[START]

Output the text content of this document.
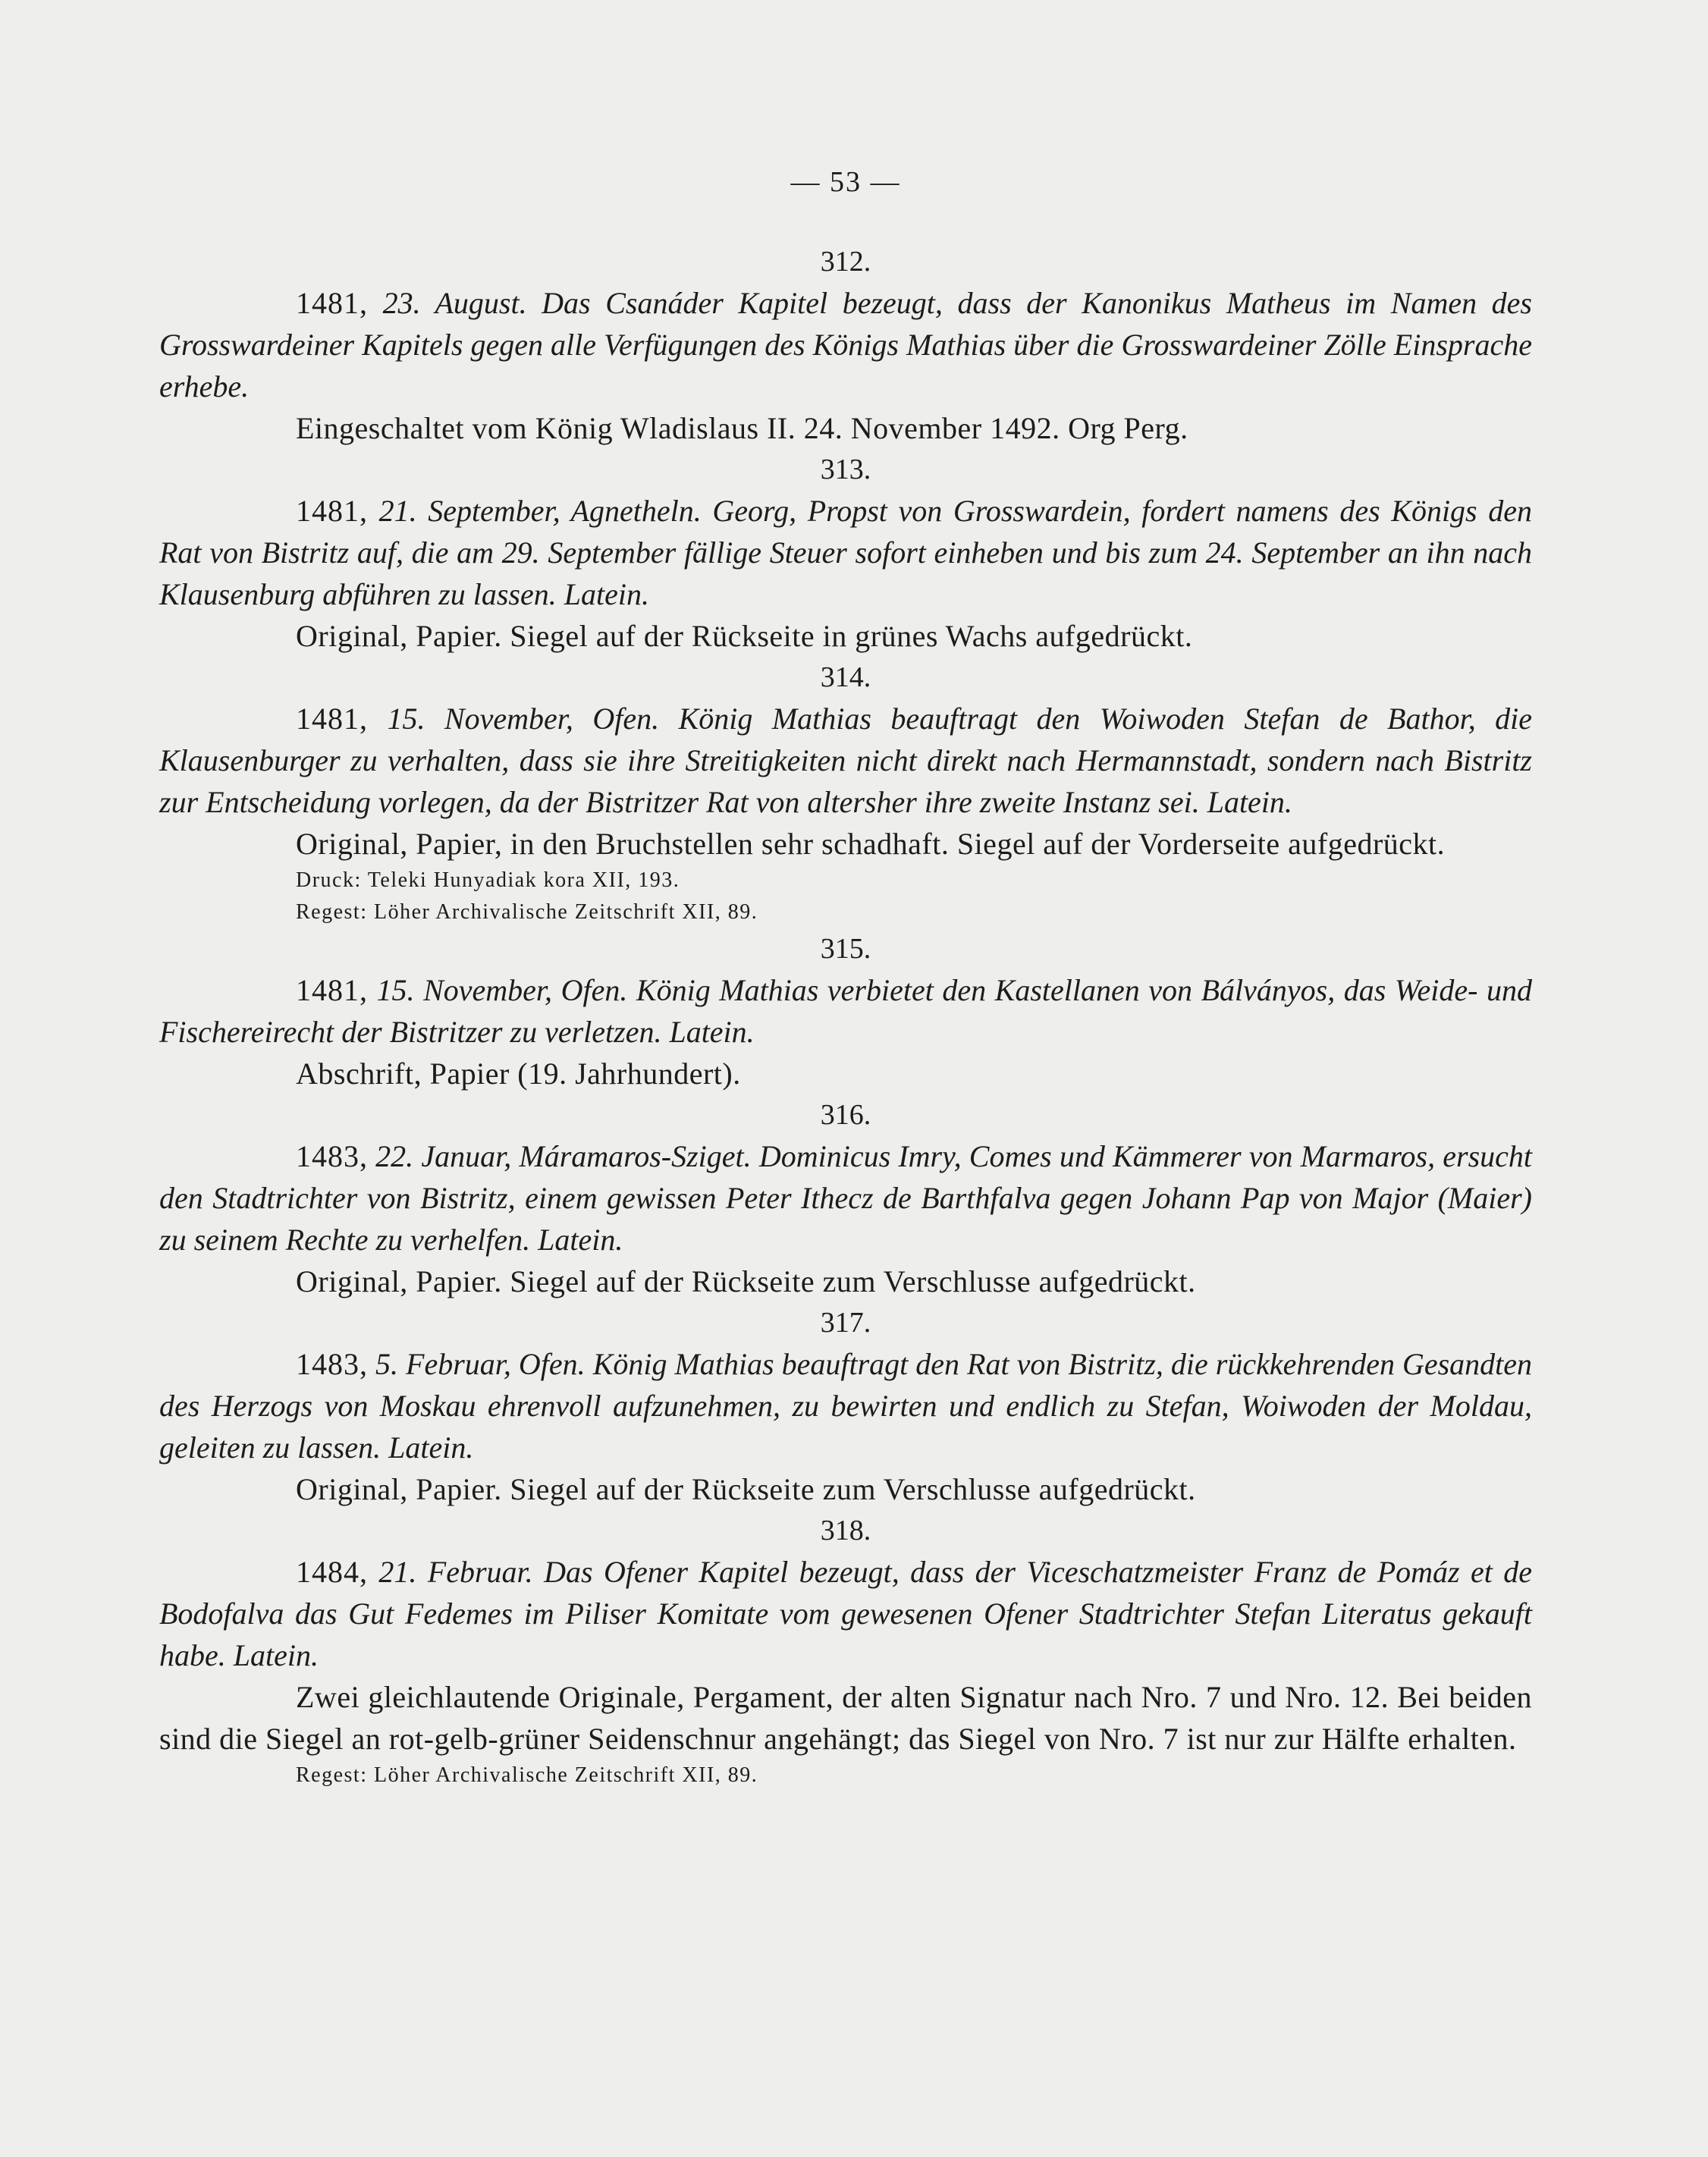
— 53 —
312.

1481, 23. August. Das Csanáder Kapitel bezeugt, dass der Kanonikus Matheus im Namen des Grosswardeiner Kapitels gegen alle Verfügungen des Königs Mathias über die Grosswardeiner Zölle Einsprache erhebe.

Eingeschaltet vom König Wladislaus II. 24. November 1492. Org Perg.

313.

1481, 21. September, Agnetheln. Georg, Propst von Grosswardein, fordert namens des Königs den Rat von Bistritz auf, die am 29. September fällige Steuer sofort einheben und bis zum 24. September an ihn nach Klausenburg abführen zu lassen. Latein.

Original, Papier. Siegel auf der Rückseite in grünes Wachs aufgedrückt.

314.

1481, 15. November, Ofen. König Mathias beauftragt den Woiwoden Stefan de Bathor, die Klausenburger zu verhalten, dass sie ihre Streitigkeiten nicht direkt nach Hermannstadt, sondern nach Bistritz zur Entscheidung vorlegen, da der Bistritzer Rat von altersher ihre zweite Instanz sei. Latein.

Original, Papier, in den Bruchstellen sehr schadhaft. Siegel auf der Vorderseite aufgedrückt.

Druck: Teleki Hunyadiak kora XII, 193.

Regest: Löher Archivalische Zeitschrift XII, 89.

315.

1481, 15. November, Ofen. König Mathias verbietet den Kastellanen von Bálványos, das Weide- und Fischereirecht der Bistritzer zu verletzen. Latein.

Abschrift, Papier (19. Jahrhundert).

316.

1483, 22. Januar, Máramaros-Sziget. Dominicus Imry, Comes und Kämmerer von Marmaros, ersucht den Stadtrichter von Bistritz, einem gewissen Peter Ithecz de Barthfalva gegen Johann Pap von Major (Maier) zu seinem Rechte zu verhelfen. Latein.

Original, Papier. Siegel auf der Rückseite zum Verschlusse aufgedrückt.

317.

1483, 5. Februar, Ofen. König Mathias beauftragt den Rat von Bistritz, die rückkehrenden Gesandten des Herzogs von Moskau ehrenvoll aufzunehmen, zu bewirten und endlich zu Stefan, Woiwoden der Moldau, geleiten zu lassen. Latein.

Original, Papier. Siegel auf der Rückseite zum Verschlusse aufgedrückt.

318.

1484, 21. Februar. Das Ofener Kapitel bezeugt, dass der Viceschatzmeister Franz de Pomáz et de Bodofalva das Gut Fedemes im Piliser Komitate vom gewesenen Ofener Stadtrichter Stefan Literatus gekauft habe. Latein.

Zwei gleichlautende Originale, Pergament, der alten Signatur nach Nro. 7 und Nro. 12. Bei beiden sind die Siegel an rot-gelb-grüner Seidenschnur angehängt; das Siegel von Nro. 7 ist nur zur Hälfte erhalten.

Regest: Löher Archivalische Zeitschrift XII, 89.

[END]

**WORK TO BE COMPLETED:**
Identify the lines that contain the string "aufgedrückt", and copy every one of them.

**EXERCISE OUTPUT:**
Original, Papier. Siegel auf der Rückseite in grünes Wachs aufgedrückt.
Original, Papier, in den Bruchstellen sehr schadhaft. Siegel auf der Vorderseite aufgedrückt.
Original, Papier. Siegel auf der Rückseite zum Verschlusse aufgedrückt.
Original, Papier. Siegel auf der Rückseite zum Verschlusse aufgedrückt.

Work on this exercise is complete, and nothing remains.